◆ **Task directions**: Print the material that opens with the line containing "what elements are" and closes with the line containing "row-value-prev: ▲69 [589,378,629,399]", both lines included, leaving out the pictures.

◆ **Material for the task**:
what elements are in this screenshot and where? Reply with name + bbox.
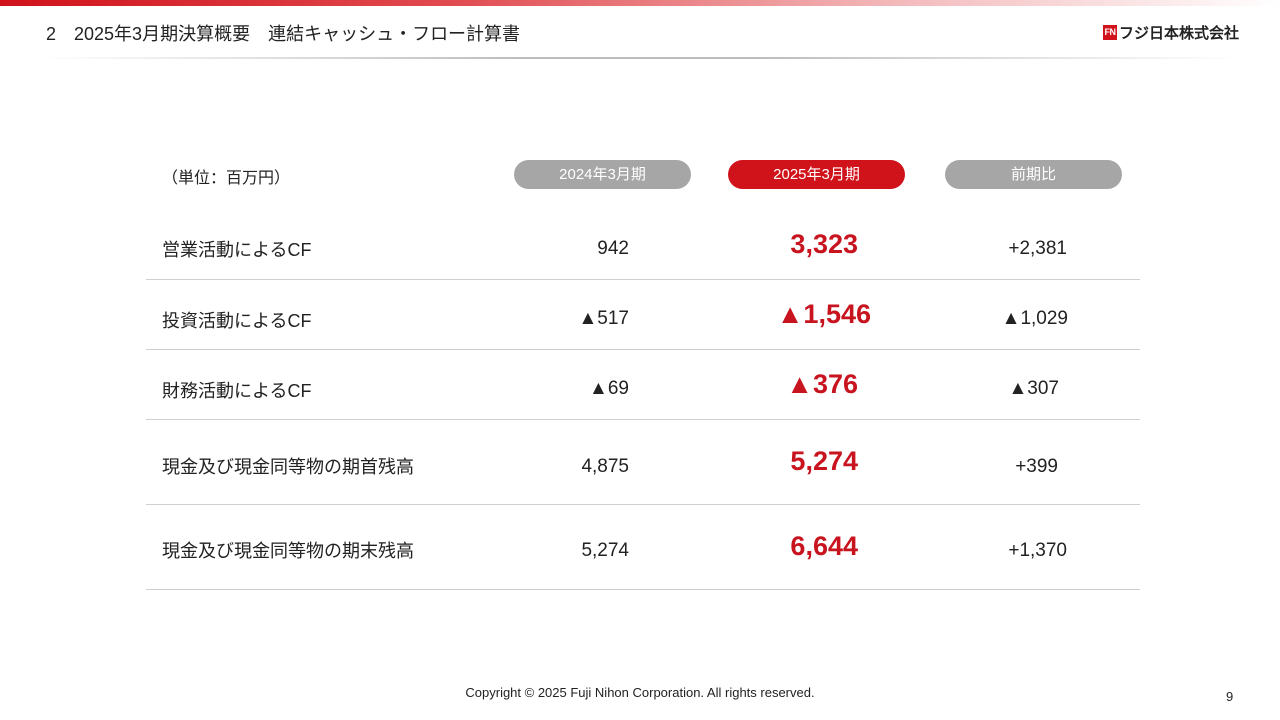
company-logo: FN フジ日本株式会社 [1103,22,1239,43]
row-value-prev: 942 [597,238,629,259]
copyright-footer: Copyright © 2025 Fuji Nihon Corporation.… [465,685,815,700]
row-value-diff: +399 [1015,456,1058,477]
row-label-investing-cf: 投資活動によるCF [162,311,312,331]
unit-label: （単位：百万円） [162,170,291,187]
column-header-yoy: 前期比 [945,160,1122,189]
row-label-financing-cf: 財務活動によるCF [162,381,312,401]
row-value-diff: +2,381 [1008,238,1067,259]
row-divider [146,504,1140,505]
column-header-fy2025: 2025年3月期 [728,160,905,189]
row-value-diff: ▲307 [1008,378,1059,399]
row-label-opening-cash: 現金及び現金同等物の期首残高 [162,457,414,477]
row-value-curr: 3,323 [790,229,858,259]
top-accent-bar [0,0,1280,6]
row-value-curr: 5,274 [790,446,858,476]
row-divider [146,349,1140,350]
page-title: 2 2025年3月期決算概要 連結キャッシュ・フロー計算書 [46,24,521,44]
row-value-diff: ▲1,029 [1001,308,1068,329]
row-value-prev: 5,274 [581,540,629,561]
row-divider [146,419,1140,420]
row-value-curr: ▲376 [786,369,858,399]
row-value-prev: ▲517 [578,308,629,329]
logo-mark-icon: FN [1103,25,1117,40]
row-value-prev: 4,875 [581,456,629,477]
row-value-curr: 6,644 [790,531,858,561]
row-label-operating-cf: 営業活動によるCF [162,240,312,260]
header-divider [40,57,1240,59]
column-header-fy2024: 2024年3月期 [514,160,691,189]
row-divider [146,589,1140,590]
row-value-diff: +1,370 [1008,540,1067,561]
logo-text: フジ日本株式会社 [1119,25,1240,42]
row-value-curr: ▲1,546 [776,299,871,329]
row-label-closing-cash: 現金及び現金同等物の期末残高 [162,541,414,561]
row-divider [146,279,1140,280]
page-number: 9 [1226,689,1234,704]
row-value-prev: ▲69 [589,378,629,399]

...

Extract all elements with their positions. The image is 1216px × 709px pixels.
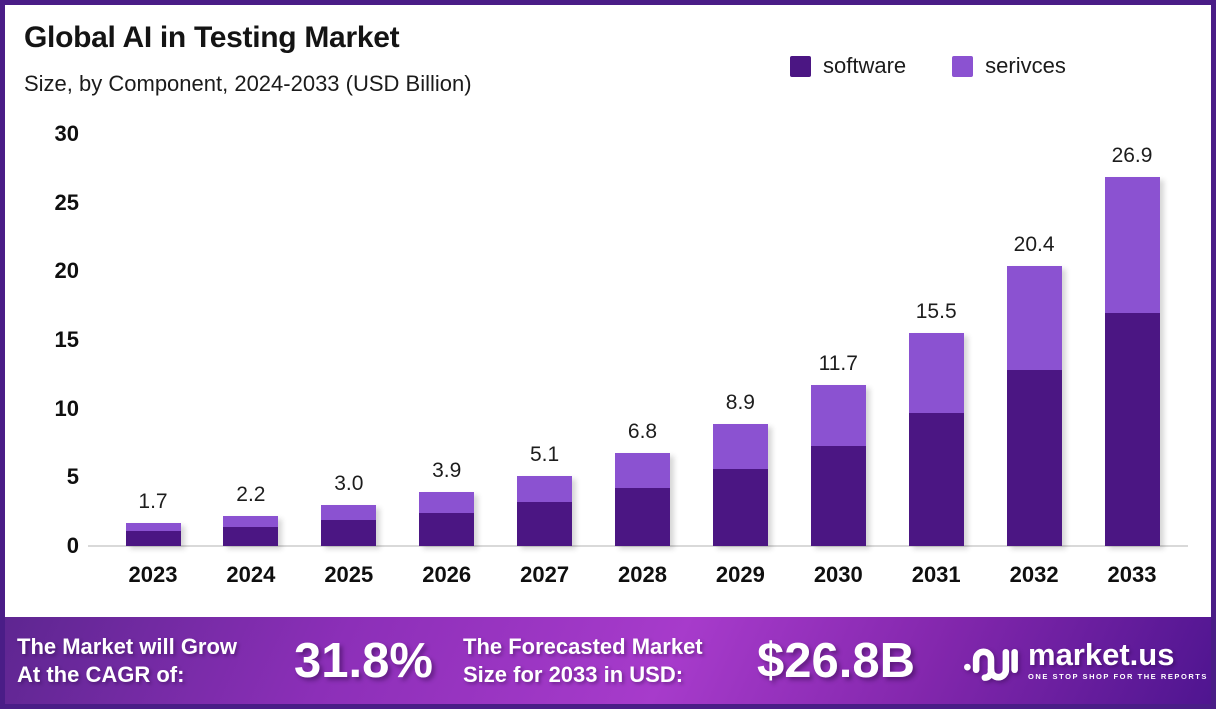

◆ **Output for this task**:
what elements are in this screenshot and where? Reply with name + bbox.
company-logo: FN フジ日本株式会社 [1103,22,1239,43]
row-value-prev: 942 [597,238,629,259]
copyright-footer: Copyright © 2025 Fuji Nihon Corporation.… [465,685,815,700]
row-value-diff: +399 [1015,456,1058,477]
row-label-investing-cf: 投資活動によるCF [162,311,312,331]
unit-label: （単位：百万円） [162,170,291,187]
column-header-yoy: 前期比 [945,160,1122,189]
row-label-financing-cf: 財務活動によるCF [162,381,312,401]
row-value-diff: +2,381 [1008,238,1067,259]
row-divider [146,504,1140,505]
column-header-fy2025: 2025年3月期 [728,160,905,189]
row-value-diff: ▲307 [1008,378,1059,399]
row-label-opening-cash: 現金及び現金同等物の期首残高 [162,457,414,477]
row-value-curr: 3,323 [790,229,858,259]
top-accent-bar [0,0,1280,6]
row-value-curr: 5,274 [790,446,858,476]
row-divider [146,349,1140,350]
page-title: 2 2025年3月期決算概要 連結キャッシュ・フロー計算書 [46,24,521,44]
row-value-diff: ▲1,029 [1001,308,1068,329]
row-value-prev: 5,274 [581,540,629,561]
row-divider [146,419,1140,420]
row-value-curr: ▲376 [786,369,858,399]
row-value-prev: ▲517 [578,308,629,329]
logo-mark-icon: FN [1103,25,1117,40]
row-value-prev: 4,875 [581,456,629,477]
row-value-curr: 6,644 [790,531,858,561]
row-label-operating-cf: 営業活動によるCF [162,240,312,260]
header-divider [40,57,1240,59]
column-header-fy2024: 2024年3月期 [514,160,691,189]
row-divider [146,589,1140,590]
row-value-diff: +1,370 [1008,540,1067,561]
logo-text: フジ日本株式会社 [1119,25,1240,42]
row-value-curr: ▲1,546 [776,299,871,329]
row-label-closing-cash: 現金及び現金同等物の期末残高 [162,541,414,561]
row-divider [146,279,1140,280]
page-number: 9 [1226,689,1234,704]
row-value-prev: ▲69 [589,378,629,399]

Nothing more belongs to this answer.